- **To do**: Reproduce every entry below precisely. Pictures are excluded from the copy.

- **Records that describe figures**:
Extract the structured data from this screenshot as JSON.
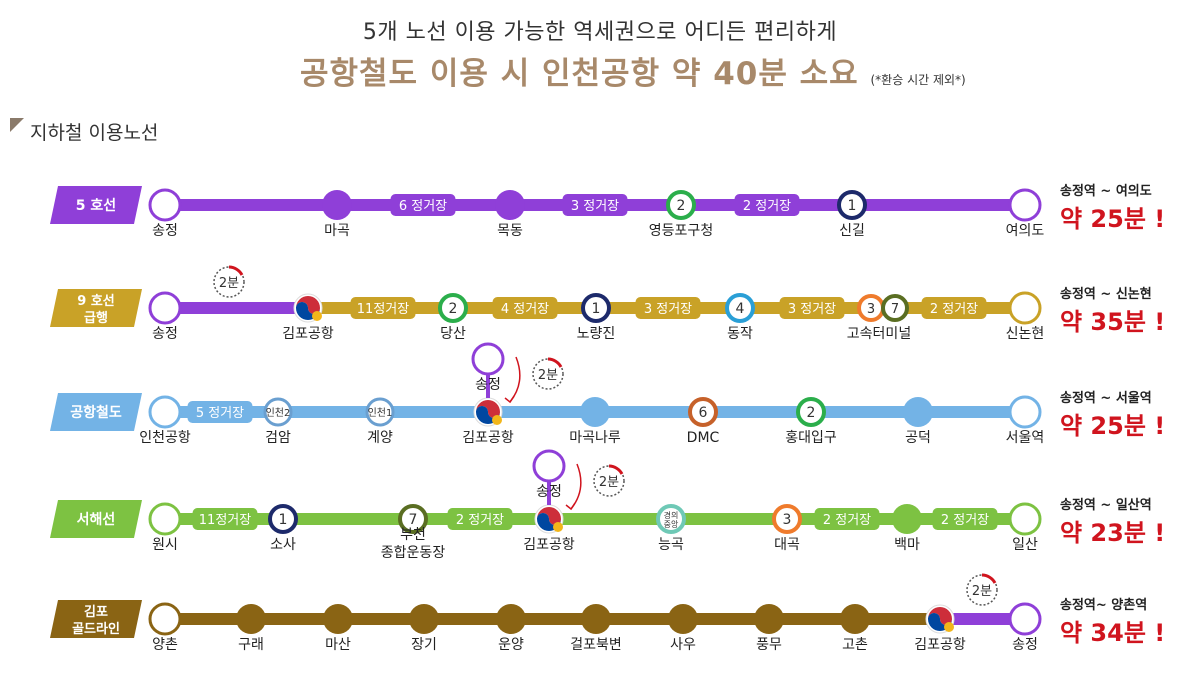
{
  "header": {
    "line1": "5개 노선 이용 가능한 역세권으로 어디든 편리하게",
    "line2": "공항철도 이용 시 인천공항 약 40분 소요",
    "note": "(*환승 시간 제외*)"
  },
  "section_title": "지하철 이용노선",
  "transfer_time_label": "2분",
  "lines": [
    {
      "name": [
        "5 호선"
      ],
      "color": "#8f3fd8",
      "badge_color": "#8f3fd8",
      "stations": [
        {
          "name": "송정",
          "icon": "endpoint-circle"
        },
        {
          "name": "마곡",
          "icon": "station-dot"
        },
        {
          "name": "목동",
          "icon": "station-dot"
        },
        {
          "name": "영등포구청",
          "icon": "line-2-badge",
          "badge": "2"
        },
        {
          "name": "신길",
          "icon": "line-1-badge",
          "badge": "1"
        },
        {
          "name": "여의도",
          "icon": "endpoint-circle"
        }
      ],
      "segment_labels": [
        "6 정거장",
        "3 정거장",
        "2 정거장"
      ],
      "route": "송정역 ~ 여의도",
      "time": "약 25분",
      "transfer_station": "",
      "transfer_start": ""
    },
    {
      "name": [
        "9 호선",
        "급행"
      ],
      "color": "#c9a227",
      "badge_color": "#c9a227",
      "stations": [
        {
          "name": "송정",
          "icon": "endpoint-circle"
        },
        {
          "name": "김포공항",
          "icon": "taegeuk-icon"
        },
        {
          "name": "당산",
          "icon": "line-2-badge",
          "badge": "2"
        },
        {
          "name": "노량진",
          "icon": "line-1-badge",
          "badge": "1"
        },
        {
          "name": "동작",
          "icon": "line-4-badge",
          "badge": "4"
        },
        {
          "name": "고속터미널",
          "icon": "line-3-7-badge",
          "badge": "3 7"
        },
        {
          "name": "신논현",
          "icon": "endpoint-circle"
        }
      ],
      "segment_labels": [
        "11정거장",
        "4 정거장",
        "3 정거장",
        "3 정거장",
        "2 정거장"
      ],
      "route": "송정역 ~ 신논현",
      "time": "약 35분",
      "transfer_station": "",
      "transfer_start": ""
    },
    {
      "name": [
        "공항철도"
      ],
      "color": "#73b3e6",
      "badge_color": "#73b3e6",
      "stations": [
        {
          "name": "인천공항",
          "icon": "endpoint-circle"
        },
        {
          "name": "검암",
          "icon": "incheon-2-badge",
          "badge": "인천2"
        },
        {
          "name": "계양",
          "icon": "incheon-1-badge",
          "badge": "인천1"
        },
        {
          "name": "김포공항",
          "icon": "taegeuk-icon"
        },
        {
          "name": "마곡나루",
          "icon": "station-dot"
        },
        {
          "name": "DMC",
          "icon": "line-6-badge",
          "badge": "6"
        },
        {
          "name": "홍대입구",
          "icon": "line-2-badge",
          "badge": "2"
        },
        {
          "name": "공덕",
          "icon": "station-dot"
        },
        {
          "name": "서울역",
          "icon": "endpoint-circle"
        }
      ],
      "segment_labels": [
        "5 정거장"
      ],
      "route": "송정역 ~ 서울역",
      "time": "약 25분",
      "transfer_station": "김포공항",
      "transfer_start": "송정"
    },
    {
      "name": [
        "서해선"
      ],
      "color": "#7dc242",
      "badge_color": "#7dc242",
      "stations": [
        {
          "name": "원시",
          "icon": "endpoint-circle"
        },
        {
          "name": "소사",
          "icon": "line-1-badge",
          "badge": "1"
        },
        {
          "name": "부천\n종합운동장",
          "icon": "line-7-badge",
          "badge": "7"
        },
        {
          "name": "김포공항",
          "icon": "taegeuk-icon"
        },
        {
          "name": "능곡",
          "icon": "gyeongui-badge",
          "badge": "경의\n중앙"
        },
        {
          "name": "대곡",
          "icon": "line-3-badge",
          "badge": "3"
        },
        {
          "name": "백마",
          "icon": "station-dot"
        },
        {
          "name": "일산",
          "icon": "endpoint-circle"
        }
      ],
      "segment_labels": [
        "11정거장",
        "2 정거장",
        "2 정거장",
        "2 정거장"
      ],
      "route": "송정역 ~ 일산역",
      "time": "약 23분",
      "transfer_station": "김포공항",
      "transfer_start": "송정"
    },
    {
      "name": [
        "김포",
        "골드라인"
      ],
      "color": "#8a6414",
      "badge_color": "#8a6414",
      "stations": [
        {
          "name": "양촌",
          "icon": "endpoint-circle"
        },
        {
          "name": "구래",
          "icon": "station-dot"
        },
        {
          "name": "마산",
          "icon": "station-dot"
        },
        {
          "name": "장기",
          "icon": "station-dot"
        },
        {
          "name": "운양",
          "icon": "station-dot"
        },
        {
          "name": "걸포북변",
          "icon": "station-dot"
        },
        {
          "name": "사우",
          "icon": "station-dot"
        },
        {
          "name": "풍무",
          "icon": "station-dot"
        },
        {
          "name": "고촌",
          "icon": "station-dot"
        },
        {
          "name": "김포공항",
          "icon": "taegeuk-icon"
        },
        {
          "name": "송정",
          "icon": "endpoint-circle"
        }
      ],
      "segment_labels": [],
      "route": "송정역~ 양촌역",
      "time": "약 34분",
      "transfer_station": "",
      "transfer_start": ""
    }
  ],
  "colors": {
    "line_1": "#1d2a6b",
    "line_2": "#2bae4b",
    "line_3": "#ef7b2c",
    "line_4": "#2a9fd6",
    "line_6": "#c6612a",
    "line_7": "#5a6e22",
    "transfer_purple": "#8f3fd8",
    "time_red": "#d0141e",
    "header_brown": "#a8896a"
  }
}
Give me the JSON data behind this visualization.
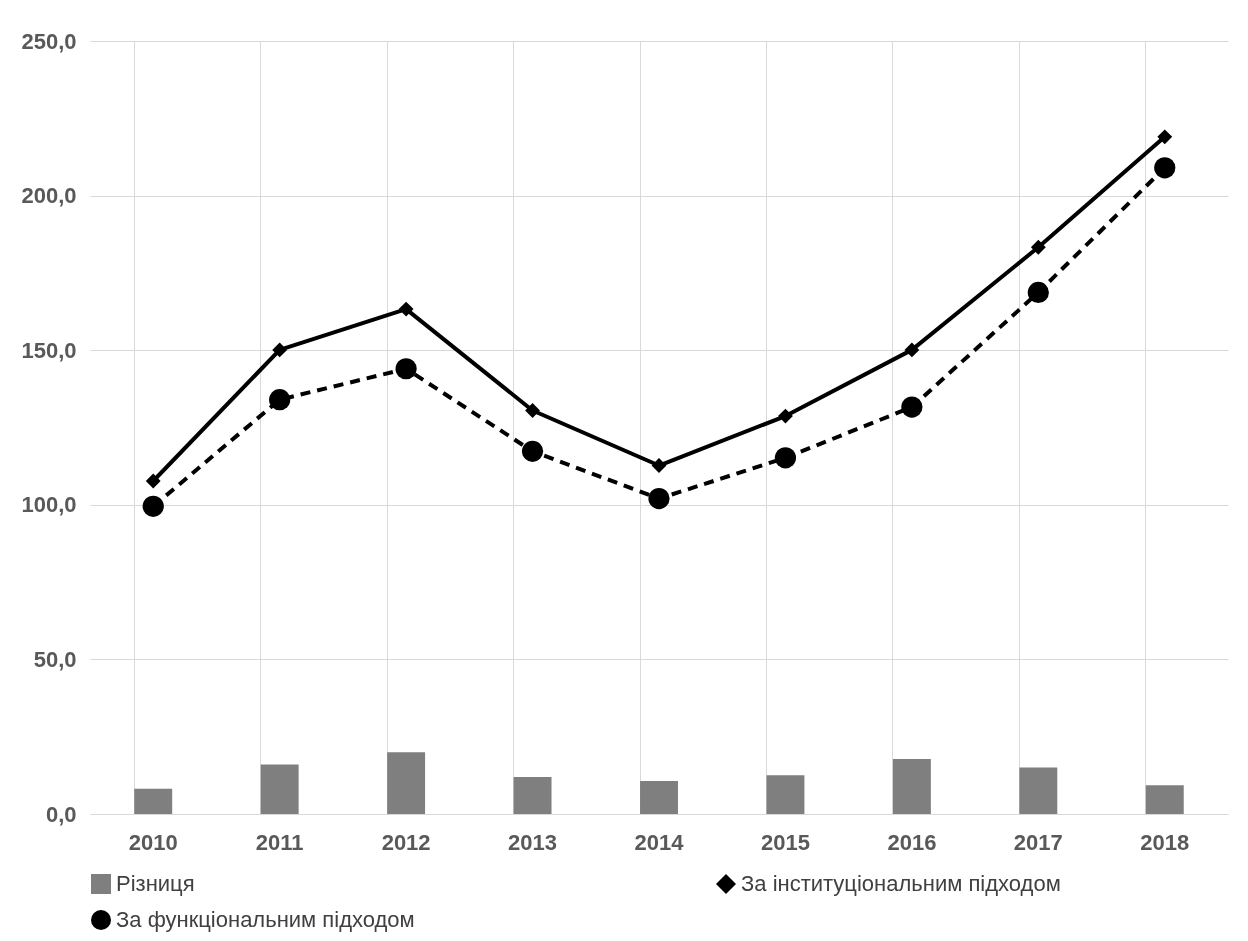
{
  "chart_data": {
    "type": "bar",
    "categories": [
      "2010",
      "2011",
      "2012",
      "2013",
      "2014",
      "2015",
      "2016",
      "2017",
      "2018"
    ],
    "series": [
      {
        "name": "Різниця",
        "color": "#7f7f7f",
        "values": [
          8.2,
          16.0,
          20.0,
          12.0,
          10.7,
          12.5,
          17.8,
          15.0,
          9.3
        ]
      },
      {
        "type": "line",
        "name": "За інституціональним підходом",
        "color": "#000000",
        "marker": "diamond",
        "line_style": "solid",
        "values": [
          107.7,
          150.1,
          163.3,
          130.5,
          112.7,
          128.7,
          150.1,
          183.3,
          219.0
        ]
      },
      {
        "type": "line",
        "name": "За функціональним підходом",
        "color": "#000000",
        "marker": "circle",
        "line_style": "dashed",
        "values": [
          99.5,
          134.0,
          144.0,
          117.3,
          102.0,
          115.2,
          131.6,
          168.7,
          209.0
        ]
      }
    ],
    "ylim": [
      0,
      250
    ],
    "yticks": [
      {
        "value": 0,
        "label": "0,0"
      },
      {
        "value": 50,
        "label": "50,0"
      },
      {
        "value": 100,
        "label": "100,0"
      },
      {
        "value": 150,
        "label": "150,0"
      },
      {
        "value": 200,
        "label": "200,0"
      },
      {
        "value": 250,
        "label": "250,0"
      }
    ],
    "grid": true,
    "legend": "bottom"
  }
}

- **Complete answer**:
Extract the structured data from this screenshot as JSON.
{
  "header": {
    "line1": "5개 노선 이용 가능한 역세권으로 어디든 편리하게",
    "line2": "공항철도 이용 시 인천공항 약 40분 소요",
    "note": "(*환승 시간 제외*)"
  },
  "section_title": "지하철 이용노선",
  "transfer_time_label": "2분",
  "lines": [
    {
      "name": [
        "5 호선"
      ],
      "color": "#8f3fd8",
      "badge_color": "#8f3fd8",
      "stations": [
        {
          "name": "송정",
          "icon": "endpoint-circle"
        },
        {
          "name": "마곡",
          "icon": "station-dot"
        },
        {
          "name": "목동",
          "icon": "station-dot"
        },
        {
          "name": "영등포구청",
          "icon": "line-2-badge",
          "badge": "2"
        },
        {
          "name": "신길",
          "icon": "line-1-badge",
          "badge": "1"
        },
        {
          "name": "여의도",
          "icon": "endpoint-circle"
        }
      ],
      "segment_labels": [
        "6 정거장",
        "3 정거장",
        "2 정거장"
      ],
      "route": "송정역 ~ 여의도",
      "time": "약 25분",
      "transfer_station": "",
      "transfer_start": ""
    },
    {
      "name": [
        "9 호선",
        "급행"
      ],
      "color": "#c9a227",
      "badge_color": "#c9a227",
      "stations": [
        {
          "name": "송정",
          "icon": "endpoint-circle"
        },
        {
          "name": "김포공항",
          "icon": "taegeuk-icon"
        },
        {
          "name": "당산",
          "icon": "line-2-badge",
          "badge": "2"
        },
        {
          "name": "노량진",
          "icon": "line-1-badge",
          "badge": "1"
        },
        {
          "name": "동작",
          "icon": "line-4-badge",
          "badge": "4"
        },
        {
          "name": "고속터미널",
          "icon": "line-3-7-badge",
          "badge": "3 7"
        },
        {
          "name": "신논현",
          "icon": "endpoint-circle"
        }
      ],
      "segment_labels": [
        "11정거장",
        "4 정거장",
        "3 정거장",
        "3 정거장",
        "2 정거장"
      ],
      "route": "송정역 ~ 신논현",
      "time": "약 35분",
      "transfer_station": "",
      "transfer_start": ""
    },
    {
      "name": [
        "공항철도"
      ],
      "color": "#73b3e6",
      "badge_color": "#73b3e6",
      "stations": [
        {
          "name": "인천공항",
          "icon": "endpoint-circle"
        },
        {
          "name": "검암",
          "icon": "incheon-2-badge",
          "badge": "인천2"
        },
        {
          "name": "계양",
          "icon": "incheon-1-badge",
          "badge": "인천1"
        },
        {
          "name": "김포공항",
          "icon": "taegeuk-icon"
        },
        {
          "name": "마곡나루",
          "icon": "station-dot"
        },
        {
          "name": "DMC",
          "icon": "line-6-badge",
          "badge": "6"
        },
        {
          "name": "홍대입구",
          "icon": "line-2-badge",
          "badge": "2"
        },
        {
          "name": "공덕",
          "icon": "station-dot"
        },
        {
          "name": "서울역",
          "icon": "endpoint-circle"
        }
      ],
      "segment_labels": [
        "5 정거장"
      ],
      "route": "송정역 ~ 서울역",
      "time": "약 25분",
      "transfer_station": "김포공항",
      "transfer_start": "송정"
    },
    {
      "name": [
        "서해선"
      ],
      "color": "#7dc242",
      "badge_color": "#7dc242",
      "stations": [
        {
          "name": "원시",
          "icon": "endpoint-circle"
        },
        {
          "name": "소사",
          "icon": "line-1-badge",
          "badge": "1"
        },
        {
          "name": "부천\n종합운동장",
          "icon": "line-7-badge",
          "badge": "7"
        },
        {
          "name": "김포공항",
          "icon": "taegeuk-icon"
        },
        {
          "name": "능곡",
          "icon": "gyeongui-badge",
          "badge": "경의\n중앙"
        },
        {
          "name": "대곡",
          "icon": "line-3-badge",
          "badge": "3"
        },
        {
          "name": "백마",
          "icon": "station-dot"
        },
        {
          "name": "일산",
          "icon": "endpoint-circle"
        }
      ],
      "segment_labels": [
        "11정거장",
        "2 정거장",
        "2 정거장",
        "2 정거장"
      ],
      "route": "송정역 ~ 일산역",
      "time": "약 23분",
      "transfer_station": "김포공항",
      "transfer_start": "송정"
    },
    {
      "name": [
        "김포",
        "골드라인"
      ],
      "color": "#8a6414",
      "badge_color": "#8a6414",
      "stations": [
        {
          "name": "양촌",
          "icon": "endpoint-circle"
        },
        {
          "name": "구래",
          "icon": "station-dot"
        },
        {
          "name": "마산",
          "icon": "station-dot"
        },
        {
          "name": "장기",
          "icon": "station-dot"
        },
        {
          "name": "운양",
          "icon": "station-dot"
        },
        {
          "name": "걸포북변",
          "icon": "station-dot"
        },
        {
          "name": "사우",
          "icon": "station-dot"
        },
        {
          "name": "풍무",
          "icon": "station-dot"
        },
        {
          "name": "고촌",
          "icon": "station-dot"
        },
        {
          "name": "김포공항",
          "icon": "taegeuk-icon"
        },
        {
          "name": "송정",
          "icon": "endpoint-circle"
        }
      ],
      "segment_labels": [],
      "route": "송정역~ 양촌역",
      "time": "약 34분",
      "transfer_station": "",
      "transfer_start": ""
    }
  ],
  "colors": {
    "line_1": "#1d2a6b",
    "line_2": "#2bae4b",
    "line_3": "#ef7b2c",
    "line_4": "#2a9fd6",
    "line_6": "#c6612a",
    "line_7": "#5a6e22",
    "transfer_purple": "#8f3fd8",
    "time_red": "#d0141e",
    "header_brown": "#a8896a"
  }
}
Give me the JSON data behind this visualization.
{
  "chart_data": {
    "type": "bar",
    "categories": [
      "2010",
      "2011",
      "2012",
      "2013",
      "2014",
      "2015",
      "2016",
      "2017",
      "2018"
    ],
    "series": [
      {
        "name": "Різниця",
        "color": "#7f7f7f",
        "values": [
          8.2,
          16.0,
          20.0,
          12.0,
          10.7,
          12.5,
          17.8,
          15.0,
          9.3
        ]
      },
      {
        "type": "line",
        "name": "За інституціональним підходом",
        "color": "#000000",
        "marker": "diamond",
        "line_style": "solid",
        "values": [
          107.7,
          150.1,
          163.3,
          130.5,
          112.7,
          128.7,
          150.1,
          183.3,
          219.0
        ]
      },
      {
        "type": "line",
        "name": "За функціональним підходом",
        "color": "#000000",
        "marker": "circle",
        "line_style": "dashed",
        "values": [
          99.5,
          134.0,
          144.0,
          117.3,
          102.0,
          115.2,
          131.6,
          168.7,
          209.0
        ]
      }
    ],
    "ylim": [
      0,
      250
    ],
    "yticks": [
      {
        "value": 0,
        "label": "0,0"
      },
      {
        "value": 50,
        "label": "50,0"
      },
      {
        "value": 100,
        "label": "100,0"
      },
      {
        "value": 150,
        "label": "150,0"
      },
      {
        "value": 200,
        "label": "200,0"
      },
      {
        "value": 250,
        "label": "250,0"
      }
    ],
    "grid": true,
    "legend": "bottom"
  }
}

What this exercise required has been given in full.